EXTRACTED ENTRIES ->
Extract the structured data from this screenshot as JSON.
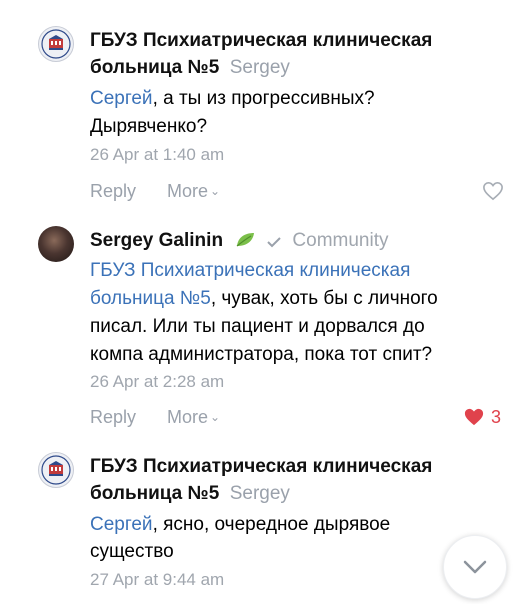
{
  "comments": [
    {
      "author": "ГБУЗ Психиатрическая клиническая",
      "author_line2": "больница №5",
      "reply_to": "Sergey",
      "mention": "Сергей",
      "text_line1_rest": ", а ты из прогрессивных?",
      "text_line2": "Дырявченко?",
      "date": "26 Apr at 1:40 am",
      "reply_label": "Reply",
      "more_label": "More"
    },
    {
      "author": "Sergey Galinin",
      "community": "Community",
      "mention_line1": "ГБУЗ Психиатрическая клиническая",
      "mention_line2": "больница №5",
      "text_line2_rest": ", чувак, хоть бы с личного",
      "text_line3": "писал. Или ты пациент и дорвался до",
      "text_line4": "компа администратора, пока тот спит?",
      "date": "26 Apr at 2:28 am",
      "reply_label": "Reply",
      "more_label": "More",
      "likes": "3"
    },
    {
      "author": "ГБУЗ Психиатрическая клиническая",
      "author_line2": "больница №5",
      "reply_to": "Sergey",
      "mention": "Сергей",
      "text_line1_rest": ", ясно, очередное дырявое",
      "text_line2": "существо",
      "date": "27 Apr at 9:44 am"
    }
  ],
  "colors": {
    "link": "#3b72b8",
    "muted": "#9aa1ab",
    "like_active": "#e0424c"
  }
}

YOUR TASK -> Quote all of the entries word for word, omitting any pictures.

EXPECTED ANSWER ->
Extract the structured data from this screenshot as JSON.
{
  "comments": [
    {
      "author": "ГБУЗ Психиатрическая клиническая",
      "author_line2": "больница №5",
      "reply_to": "Sergey",
      "mention": "Сергей",
      "text_line1_rest": ", а ты из прогрессивных?",
      "text_line2": "Дырявченко?",
      "date": "26 Apr at 1:40 am",
      "reply_label": "Reply",
      "more_label": "More"
    },
    {
      "author": "Sergey Galinin",
      "community": "Community",
      "mention_line1": "ГБУЗ Психиатрическая клиническая",
      "mention_line2": "больница №5",
      "text_line2_rest": ", чувак, хоть бы с личного",
      "text_line3": "писал. Или ты пациент и дорвался до",
      "text_line4": "компа администратора, пока тот спит?",
      "date": "26 Apr at 2:28 am",
      "reply_label": "Reply",
      "more_label": "More",
      "likes": "3"
    },
    {
      "author": "ГБУЗ Психиатрическая клиническая",
      "author_line2": "больница №5",
      "reply_to": "Sergey",
      "mention": "Сергей",
      "text_line1_rest": ", ясно, очередное дырявое",
      "text_line2": "существо",
      "date": "27 Apr at 9:44 am"
    }
  ],
  "colors": {
    "link": "#3b72b8",
    "muted": "#9aa1ab",
    "like_active": "#e0424c"
  }
}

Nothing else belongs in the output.